## Begin

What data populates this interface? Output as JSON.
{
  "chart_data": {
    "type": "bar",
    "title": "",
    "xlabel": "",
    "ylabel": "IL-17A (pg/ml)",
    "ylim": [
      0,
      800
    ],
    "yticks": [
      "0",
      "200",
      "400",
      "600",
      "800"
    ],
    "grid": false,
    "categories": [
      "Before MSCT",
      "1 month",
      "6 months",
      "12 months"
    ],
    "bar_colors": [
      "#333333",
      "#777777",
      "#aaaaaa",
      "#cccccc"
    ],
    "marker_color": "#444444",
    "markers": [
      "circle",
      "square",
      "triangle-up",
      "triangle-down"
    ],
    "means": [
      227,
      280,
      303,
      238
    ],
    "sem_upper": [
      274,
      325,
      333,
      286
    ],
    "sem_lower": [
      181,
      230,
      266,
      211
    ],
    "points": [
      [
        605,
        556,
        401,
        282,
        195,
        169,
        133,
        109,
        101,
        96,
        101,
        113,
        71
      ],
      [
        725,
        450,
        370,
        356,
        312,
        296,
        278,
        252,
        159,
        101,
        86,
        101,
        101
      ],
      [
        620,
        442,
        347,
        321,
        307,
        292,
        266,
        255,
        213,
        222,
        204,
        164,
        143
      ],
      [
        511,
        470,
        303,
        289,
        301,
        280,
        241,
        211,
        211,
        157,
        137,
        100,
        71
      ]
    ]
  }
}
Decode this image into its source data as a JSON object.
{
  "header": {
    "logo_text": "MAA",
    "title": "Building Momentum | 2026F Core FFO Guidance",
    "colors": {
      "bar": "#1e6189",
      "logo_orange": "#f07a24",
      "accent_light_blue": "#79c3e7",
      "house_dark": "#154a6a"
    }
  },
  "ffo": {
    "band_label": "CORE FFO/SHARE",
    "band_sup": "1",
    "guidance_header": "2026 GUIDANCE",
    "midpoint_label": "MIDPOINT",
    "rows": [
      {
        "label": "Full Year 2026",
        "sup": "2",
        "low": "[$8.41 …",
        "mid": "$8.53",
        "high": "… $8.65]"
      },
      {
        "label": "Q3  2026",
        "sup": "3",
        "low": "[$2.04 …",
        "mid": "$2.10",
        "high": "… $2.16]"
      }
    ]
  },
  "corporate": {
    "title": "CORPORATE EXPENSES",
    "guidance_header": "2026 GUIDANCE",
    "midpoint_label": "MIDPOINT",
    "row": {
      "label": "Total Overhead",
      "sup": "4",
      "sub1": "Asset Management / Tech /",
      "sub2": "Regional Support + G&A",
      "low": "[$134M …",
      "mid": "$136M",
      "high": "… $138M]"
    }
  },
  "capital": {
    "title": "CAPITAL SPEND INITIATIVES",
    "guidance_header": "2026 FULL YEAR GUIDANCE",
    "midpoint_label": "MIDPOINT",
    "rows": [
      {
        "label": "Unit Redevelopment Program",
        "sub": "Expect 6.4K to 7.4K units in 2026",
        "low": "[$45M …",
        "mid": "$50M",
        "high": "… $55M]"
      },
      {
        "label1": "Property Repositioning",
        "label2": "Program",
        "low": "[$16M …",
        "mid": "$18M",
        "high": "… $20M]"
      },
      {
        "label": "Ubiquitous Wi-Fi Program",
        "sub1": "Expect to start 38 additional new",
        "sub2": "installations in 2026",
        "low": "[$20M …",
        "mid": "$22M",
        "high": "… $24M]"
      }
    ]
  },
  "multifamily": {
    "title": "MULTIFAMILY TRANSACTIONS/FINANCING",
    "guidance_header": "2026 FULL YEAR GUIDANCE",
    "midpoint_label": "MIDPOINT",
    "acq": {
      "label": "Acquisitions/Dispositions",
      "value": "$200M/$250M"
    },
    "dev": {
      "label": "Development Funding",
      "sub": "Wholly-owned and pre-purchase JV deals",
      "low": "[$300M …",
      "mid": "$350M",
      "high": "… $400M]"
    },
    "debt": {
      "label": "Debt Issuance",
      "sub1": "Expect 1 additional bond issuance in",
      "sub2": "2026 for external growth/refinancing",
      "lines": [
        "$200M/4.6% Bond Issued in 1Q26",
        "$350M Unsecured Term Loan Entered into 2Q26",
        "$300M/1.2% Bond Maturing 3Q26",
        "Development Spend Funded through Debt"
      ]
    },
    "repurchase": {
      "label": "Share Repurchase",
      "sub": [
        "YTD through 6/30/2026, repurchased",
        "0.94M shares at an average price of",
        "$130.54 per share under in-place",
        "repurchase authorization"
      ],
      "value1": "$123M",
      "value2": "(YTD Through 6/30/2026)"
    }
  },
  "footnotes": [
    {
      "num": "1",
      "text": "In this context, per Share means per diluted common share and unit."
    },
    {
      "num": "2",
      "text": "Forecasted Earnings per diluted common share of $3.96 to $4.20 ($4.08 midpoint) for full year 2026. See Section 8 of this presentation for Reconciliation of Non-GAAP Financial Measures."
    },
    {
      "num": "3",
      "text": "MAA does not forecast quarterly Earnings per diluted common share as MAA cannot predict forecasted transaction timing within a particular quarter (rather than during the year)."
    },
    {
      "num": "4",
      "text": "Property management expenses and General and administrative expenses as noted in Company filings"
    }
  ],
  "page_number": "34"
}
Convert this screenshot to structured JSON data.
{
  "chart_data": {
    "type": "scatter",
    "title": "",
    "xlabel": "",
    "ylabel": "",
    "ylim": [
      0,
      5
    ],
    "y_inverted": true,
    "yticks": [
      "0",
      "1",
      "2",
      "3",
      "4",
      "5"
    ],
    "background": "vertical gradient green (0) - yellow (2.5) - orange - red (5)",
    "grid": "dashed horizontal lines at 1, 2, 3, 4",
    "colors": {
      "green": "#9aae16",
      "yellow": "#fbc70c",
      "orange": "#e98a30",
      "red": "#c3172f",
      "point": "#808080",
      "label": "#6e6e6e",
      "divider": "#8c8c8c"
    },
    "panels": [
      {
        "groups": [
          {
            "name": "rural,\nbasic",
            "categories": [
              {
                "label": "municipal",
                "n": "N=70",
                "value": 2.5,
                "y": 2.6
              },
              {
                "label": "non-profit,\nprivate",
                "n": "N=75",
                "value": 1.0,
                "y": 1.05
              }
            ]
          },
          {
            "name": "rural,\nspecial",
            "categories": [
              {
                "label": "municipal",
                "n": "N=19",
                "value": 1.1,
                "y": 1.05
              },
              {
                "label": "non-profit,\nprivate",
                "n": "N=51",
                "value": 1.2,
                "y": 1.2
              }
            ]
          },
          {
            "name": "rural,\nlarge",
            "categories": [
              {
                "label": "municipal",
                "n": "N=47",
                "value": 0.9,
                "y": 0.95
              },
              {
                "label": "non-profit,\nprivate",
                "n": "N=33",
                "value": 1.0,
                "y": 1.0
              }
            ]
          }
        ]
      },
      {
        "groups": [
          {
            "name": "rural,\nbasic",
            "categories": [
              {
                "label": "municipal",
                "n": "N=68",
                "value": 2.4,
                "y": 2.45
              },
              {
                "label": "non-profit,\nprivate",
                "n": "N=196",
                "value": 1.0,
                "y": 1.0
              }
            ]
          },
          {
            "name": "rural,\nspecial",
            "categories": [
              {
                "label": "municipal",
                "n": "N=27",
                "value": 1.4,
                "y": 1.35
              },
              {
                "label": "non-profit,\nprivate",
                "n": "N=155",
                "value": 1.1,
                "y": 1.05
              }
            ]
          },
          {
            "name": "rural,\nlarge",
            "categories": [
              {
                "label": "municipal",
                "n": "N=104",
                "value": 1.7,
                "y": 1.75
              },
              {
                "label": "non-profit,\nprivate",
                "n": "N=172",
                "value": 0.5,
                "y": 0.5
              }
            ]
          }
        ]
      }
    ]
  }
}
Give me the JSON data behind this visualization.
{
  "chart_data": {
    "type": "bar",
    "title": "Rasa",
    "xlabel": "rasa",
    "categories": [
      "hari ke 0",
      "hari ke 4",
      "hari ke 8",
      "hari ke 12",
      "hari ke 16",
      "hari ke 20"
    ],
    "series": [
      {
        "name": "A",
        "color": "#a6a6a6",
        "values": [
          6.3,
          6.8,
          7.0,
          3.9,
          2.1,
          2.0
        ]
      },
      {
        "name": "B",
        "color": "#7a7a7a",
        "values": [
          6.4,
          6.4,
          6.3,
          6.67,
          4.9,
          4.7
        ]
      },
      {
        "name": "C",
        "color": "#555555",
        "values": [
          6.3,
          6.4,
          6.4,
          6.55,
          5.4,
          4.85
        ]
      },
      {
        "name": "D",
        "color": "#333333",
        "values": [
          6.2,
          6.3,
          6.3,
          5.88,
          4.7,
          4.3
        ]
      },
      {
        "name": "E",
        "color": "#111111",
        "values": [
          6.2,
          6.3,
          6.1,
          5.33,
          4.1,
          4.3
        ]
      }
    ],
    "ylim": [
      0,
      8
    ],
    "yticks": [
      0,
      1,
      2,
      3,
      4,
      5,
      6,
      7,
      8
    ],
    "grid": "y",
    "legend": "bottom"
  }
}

## End

» **REQUIREMENT**
Copy out each line of the records that holds the string "additional".

» **COMPLETE OUTPUT**
        "sub1": "Expect to start 38 additional new",
      "sub1": "Expect 1 additional bond issuance in",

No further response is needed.